Data entries:
* * * * * * *
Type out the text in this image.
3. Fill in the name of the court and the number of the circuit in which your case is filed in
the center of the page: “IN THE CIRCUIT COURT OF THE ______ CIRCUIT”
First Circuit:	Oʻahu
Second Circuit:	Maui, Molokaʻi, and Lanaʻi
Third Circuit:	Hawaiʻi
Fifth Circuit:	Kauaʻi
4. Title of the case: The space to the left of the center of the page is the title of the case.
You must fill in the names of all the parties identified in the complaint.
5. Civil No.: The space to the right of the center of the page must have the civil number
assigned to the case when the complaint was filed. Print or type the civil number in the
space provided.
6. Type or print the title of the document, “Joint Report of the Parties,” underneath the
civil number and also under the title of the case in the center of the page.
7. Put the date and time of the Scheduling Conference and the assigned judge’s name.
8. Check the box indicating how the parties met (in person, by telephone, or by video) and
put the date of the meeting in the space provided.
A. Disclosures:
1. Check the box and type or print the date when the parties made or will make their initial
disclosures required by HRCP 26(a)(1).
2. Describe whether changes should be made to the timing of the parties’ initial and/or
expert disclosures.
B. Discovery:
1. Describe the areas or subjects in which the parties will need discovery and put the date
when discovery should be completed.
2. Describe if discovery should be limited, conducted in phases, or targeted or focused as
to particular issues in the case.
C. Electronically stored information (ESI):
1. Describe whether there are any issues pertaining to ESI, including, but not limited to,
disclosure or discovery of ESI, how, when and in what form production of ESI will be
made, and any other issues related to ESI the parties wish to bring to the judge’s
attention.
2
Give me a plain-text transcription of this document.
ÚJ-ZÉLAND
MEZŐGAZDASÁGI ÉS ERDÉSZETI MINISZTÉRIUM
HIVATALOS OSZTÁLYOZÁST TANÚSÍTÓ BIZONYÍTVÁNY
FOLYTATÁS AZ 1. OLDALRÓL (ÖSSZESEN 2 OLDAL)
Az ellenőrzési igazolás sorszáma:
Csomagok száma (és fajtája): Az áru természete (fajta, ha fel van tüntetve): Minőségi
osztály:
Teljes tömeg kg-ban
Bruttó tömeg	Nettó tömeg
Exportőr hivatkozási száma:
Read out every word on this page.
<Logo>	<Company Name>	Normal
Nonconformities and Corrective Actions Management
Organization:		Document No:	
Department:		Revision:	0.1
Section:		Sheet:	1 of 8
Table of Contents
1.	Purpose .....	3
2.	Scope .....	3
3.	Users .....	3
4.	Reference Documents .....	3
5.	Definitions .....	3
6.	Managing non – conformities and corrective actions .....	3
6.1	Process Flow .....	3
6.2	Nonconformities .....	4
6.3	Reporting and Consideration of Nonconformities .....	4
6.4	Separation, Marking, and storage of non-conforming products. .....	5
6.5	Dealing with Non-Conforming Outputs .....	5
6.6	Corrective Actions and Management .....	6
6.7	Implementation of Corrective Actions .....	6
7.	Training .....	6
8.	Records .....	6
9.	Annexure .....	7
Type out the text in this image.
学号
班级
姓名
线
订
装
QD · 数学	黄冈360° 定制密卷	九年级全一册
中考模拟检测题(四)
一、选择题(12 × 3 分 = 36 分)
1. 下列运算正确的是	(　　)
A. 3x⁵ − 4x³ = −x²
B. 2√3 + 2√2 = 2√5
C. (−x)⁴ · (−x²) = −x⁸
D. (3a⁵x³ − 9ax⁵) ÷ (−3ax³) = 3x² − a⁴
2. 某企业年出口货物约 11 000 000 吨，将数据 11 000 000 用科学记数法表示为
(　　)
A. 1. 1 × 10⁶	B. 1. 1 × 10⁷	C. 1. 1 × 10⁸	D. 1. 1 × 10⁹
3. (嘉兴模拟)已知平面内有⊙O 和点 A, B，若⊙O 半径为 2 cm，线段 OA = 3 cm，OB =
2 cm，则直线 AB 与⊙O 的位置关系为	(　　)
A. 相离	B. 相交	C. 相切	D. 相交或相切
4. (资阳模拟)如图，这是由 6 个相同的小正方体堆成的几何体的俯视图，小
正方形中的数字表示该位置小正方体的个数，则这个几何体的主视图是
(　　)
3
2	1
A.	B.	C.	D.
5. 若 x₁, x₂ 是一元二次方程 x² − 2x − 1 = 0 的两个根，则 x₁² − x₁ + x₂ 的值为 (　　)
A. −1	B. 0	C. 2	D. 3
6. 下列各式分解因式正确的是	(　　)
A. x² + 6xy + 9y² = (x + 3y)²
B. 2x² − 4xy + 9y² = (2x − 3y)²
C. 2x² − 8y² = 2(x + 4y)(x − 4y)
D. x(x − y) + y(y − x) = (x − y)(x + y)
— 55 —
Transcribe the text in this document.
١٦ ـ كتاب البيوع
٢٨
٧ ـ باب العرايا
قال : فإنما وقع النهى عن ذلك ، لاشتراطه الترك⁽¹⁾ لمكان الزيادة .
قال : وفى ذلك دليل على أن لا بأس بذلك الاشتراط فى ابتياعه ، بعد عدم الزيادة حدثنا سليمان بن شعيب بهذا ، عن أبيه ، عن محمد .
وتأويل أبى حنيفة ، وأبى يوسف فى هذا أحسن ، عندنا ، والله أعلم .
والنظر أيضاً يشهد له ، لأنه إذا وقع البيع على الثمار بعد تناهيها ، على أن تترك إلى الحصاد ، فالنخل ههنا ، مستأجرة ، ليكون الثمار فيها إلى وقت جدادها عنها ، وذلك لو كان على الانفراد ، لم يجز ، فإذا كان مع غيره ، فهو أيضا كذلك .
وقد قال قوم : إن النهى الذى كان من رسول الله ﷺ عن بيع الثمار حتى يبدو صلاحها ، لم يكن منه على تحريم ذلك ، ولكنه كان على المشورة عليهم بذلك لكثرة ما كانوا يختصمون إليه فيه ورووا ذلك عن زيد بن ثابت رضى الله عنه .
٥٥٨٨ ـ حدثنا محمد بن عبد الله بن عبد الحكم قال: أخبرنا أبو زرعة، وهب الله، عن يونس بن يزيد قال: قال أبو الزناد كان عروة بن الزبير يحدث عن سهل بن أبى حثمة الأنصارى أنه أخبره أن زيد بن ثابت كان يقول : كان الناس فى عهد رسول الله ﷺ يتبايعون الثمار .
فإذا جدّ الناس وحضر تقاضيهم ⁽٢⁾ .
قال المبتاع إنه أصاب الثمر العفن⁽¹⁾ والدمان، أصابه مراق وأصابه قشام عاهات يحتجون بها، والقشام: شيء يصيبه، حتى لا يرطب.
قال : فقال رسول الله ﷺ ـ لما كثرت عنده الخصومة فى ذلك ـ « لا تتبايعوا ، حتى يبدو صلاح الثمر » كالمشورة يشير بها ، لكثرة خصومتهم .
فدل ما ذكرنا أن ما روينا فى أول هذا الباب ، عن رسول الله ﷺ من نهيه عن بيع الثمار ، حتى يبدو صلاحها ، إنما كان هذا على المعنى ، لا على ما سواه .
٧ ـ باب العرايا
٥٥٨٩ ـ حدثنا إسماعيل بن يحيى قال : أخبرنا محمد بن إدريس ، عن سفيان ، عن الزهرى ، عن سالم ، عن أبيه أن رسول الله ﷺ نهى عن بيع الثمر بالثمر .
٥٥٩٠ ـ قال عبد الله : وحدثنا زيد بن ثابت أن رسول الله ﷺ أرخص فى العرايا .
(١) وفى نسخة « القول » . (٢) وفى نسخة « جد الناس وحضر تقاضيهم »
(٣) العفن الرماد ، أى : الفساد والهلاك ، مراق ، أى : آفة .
* * * * * * *
- **Given problem**: From the data above, extract every line in its exact form.

- **Solution for this exercise**:
Type out the text in this image.
3. Fill in the name of the court and the number of the circuit in which your case is filed in
the center of the page: “IN THE CIRCUIT COURT OF THE ______ CIRCUIT”
First Circuit:	Oʻahu
Second Circuit:	Maui, Molokaʻi, and Lanaʻi
Third Circuit:	Hawaiʻi
Fifth Circuit:	Kauaʻi
4. Title of the case: The space to the left of the center of the page is the title of the case.
You must fill in the names of all the parties identified in the complaint.
5. Civil No.: The space to the right of the center of the page must have the civil number
assigned to the case when the complaint was filed. Print or type the civil number in the
space provided.
6. Type or print the title of the document, “Joint Report of the Parties,” underneath the
civil number and also under the title of the case in the center of the page.
7. Put the date and time of the Scheduling Conference and the assigned judge’s name.
8. Check the box indicating how the parties met (in person, by telephone, or by video) and
put the date of the meeting in the space provided.
A. Disclosures:
1. Check the box and type or print the date when the parties made or will make their initial
disclosures required by HRCP 26(a)(1).
2. Describe whether changes should be made to the timing of the parties’ initial and/or
expert disclosures.
B. Discovery:
1. Describe the areas or subjects in which the parties will need discovery and put the date
when discovery should be completed.
2. Describe if discovery should be limited, conducted in phases, or targeted or focused as
to particular issues in the case.
C. Electronically stored information (ESI):
1. Describe whether there are any issues pertaining to ESI, including, but not limited to,
disclosure or discovery of ESI, how, when and in what form production of ESI will be
made, and any other issues related to ESI the parties wish to bring to the judge’s
attention.
2
Give me a plain-text transcription of this document.
ÚJ-ZÉLAND
MEZŐGAZDASÁGI ÉS ERDÉSZETI MINISZTÉRIUM
HIVATALOS OSZTÁLYOZÁST TANÚSÍTÓ BIZONYÍTVÁNY
FOLYTATÁS AZ 1. OLDALRÓL (ÖSSZESEN 2 OLDAL)
Az ellenőrzési igazolás sorszáma:
Csomagok száma (és fajtája): Az áru természete (fajta, ha fel van tüntetve): Minőségi
osztály:
Teljes tömeg kg-ban
Bruttó tömeg	Nettó tömeg
Exportőr hivatkozási száma:
Read out every word on this page.
<Logo>	<Company Name>	Normal
Nonconformities and Corrective Actions Management
Organization:		Document No:	
Department:		Revision:	0.1
Section:		Sheet:	1 of 8
Table of Contents
1.	Purpose .....	3
2.	Scope .....	3
3.	Users .....	3
4.	Reference Documents .....	3
5.	Definitions .....	3
6.	Managing non – conformities and corrective actions .....	3
6.1	Process Flow .....	3
6.2	Nonconformities .....	4
6.3	Reporting and Consideration of Nonconformities .....	4
6.4	Separation, Marking, and storage of non-conforming products. .....	5
6.5	Dealing with Non-Conforming Outputs .....	5
6.6	Corrective Actions and Management .....	6
6.7	Implementation of Corrective Actions .....	6
7.	Training .....	6
8.	Records .....	6
9.	Annexure .....	7
Type out the text in this image.
学号
班级
姓名
线
订
装
QD · 数学	黄冈360° 定制密卷	九年级全一册
中考模拟检测题(四)
一、选择题(12 × 3 分 = 36 分)
1. 下列运算正确的是	(　　)
A. 3x⁵ − 4x³ = −x²
B. 2√3 + 2√2 = 2√5
C. (−x)⁴ · (−x²) = −x⁸
D. (3a⁵x³ − 9ax⁵) ÷ (−3ax³) = 3x² − a⁴
2. 某企业年出口货物约 11 000 000 吨，将数据 11 000 000 用科学记数法表示为
(　　)
A. 1. 1 × 10⁶	B. 1. 1 × 10⁷	C. 1. 1 × 10⁸	D. 1. 1 × 10⁹
3. (嘉兴模拟)已知平面内有⊙O 和点 A, B，若⊙O 半径为 2 cm，线段 OA = 3 cm，OB =
2 cm，则直线 AB 与⊙O 的位置关系为	(　　)
A. 相离	B. 相交	C. 相切	D. 相交或相切
4. (资阳模拟)如图，这是由 6 个相同的小正方体堆成的几何体的俯视图，小
正方形中的数字表示该位置小正方体的个数，则这个几何体的主视图是
(　　)
3
2	1
A.	B.	C.	D.
5. 若 x₁, x₂ 是一元二次方程 x² − 2x − 1 = 0 的两个根，则 x₁² − x₁ + x₂ 的值为 (　　)
A. −1	B. 0	C. 2	D. 3
6. 下列各式分解因式正确的是	(　　)
A. x² + 6xy + 9y² = (x + 3y)²
B. 2x² − 4xy + 9y² = (2x − 3y)²
C. 2x² − 8y² = 2(x + 4y)(x − 4y)
D. x(x − y) + y(y − x) = (x − y)(x + y)
— 55 —
Transcribe the text in this document.
١٦ ـ كتاب البيوع
٢٨
٧ ـ باب العرايا
قال : فإنما وقع النهى عن ذلك ، لاشتراطه الترك⁽¹⁾ لمكان الزيادة .
قال : وفى ذلك دليل على أن لا بأس بذلك الاشتراط فى ابتياعه ، بعد عدم الزيادة حدثنا سليمان بن شعيب بهذا ، عن أبيه ، عن محمد .
وتأويل أبى حنيفة ، وأبى يوسف فى هذا أحسن ، عندنا ، والله أعلم .
والنظر أيضاً يشهد له ، لأنه إذا وقع البيع على الثمار بعد تناهيها ، على أن تترك إلى الحصاد ، فالنخل ههنا ، مستأجرة ، ليكون الثمار فيها إلى وقت جدادها عنها ، وذلك لو كان على الانفراد ، لم يجز ، فإذا كان مع غيره ، فهو أيضا كذلك .
وقد قال قوم : إن النهى الذى كان من رسول الله ﷺ عن بيع الثمار حتى يبدو صلاحها ، لم يكن منه على تحريم ذلك ، ولكنه كان على المشورة عليهم بذلك لكثرة ما كانوا يختصمون إليه فيه ورووا ذلك عن زيد بن ثابت رضى الله عنه .
٥٥٨٨ ـ حدثنا محمد بن عبد الله بن عبد الحكم قال: أخبرنا أبو زرعة، وهب الله، عن يونس بن يزيد قال: قال أبو الزناد كان عروة بن الزبير يحدث عن سهل بن أبى حثمة الأنصارى أنه أخبره أن زيد بن ثابت كان يقول : كان الناس فى عهد رسول الله ﷺ يتبايعون الثمار .
فإذا جدّ الناس وحضر تقاضيهم ⁽٢⁾ .
قال المبتاع إنه أصاب الثمر العفن⁽¹⁾ والدمان، أصابه مراق وأصابه قشام عاهات يحتجون بها، والقشام: شيء يصيبه، حتى لا يرطب.
قال : فقال رسول الله ﷺ ـ لما كثرت عنده الخصومة فى ذلك ـ « لا تتبايعوا ، حتى يبدو صلاح الثمر » كالمشورة يشير بها ، لكثرة خصومتهم .
فدل ما ذكرنا أن ما روينا فى أول هذا الباب ، عن رسول الله ﷺ من نهيه عن بيع الثمار ، حتى يبدو صلاحها ، إنما كان هذا على المعنى ، لا على ما سواه .
٧ ـ باب العرايا
٥٥٨٩ ـ حدثنا إسماعيل بن يحيى قال : أخبرنا محمد بن إدريس ، عن سفيان ، عن الزهرى ، عن سالم ، عن أبيه أن رسول الله ﷺ نهى عن بيع الثمر بالثمر .
٥٥٩٠ ـ قال عبد الله : وحدثنا زيد بن ثابت أن رسول الله ﷺ أرخص فى العرايا .
(١) وفى نسخة « القول » . (٢) وفى نسخة « جد الناس وحضر تقاضيهم »
(٣) العفن الرماد ، أى : الفساد والهلاك ، مراق ، أى : آفة .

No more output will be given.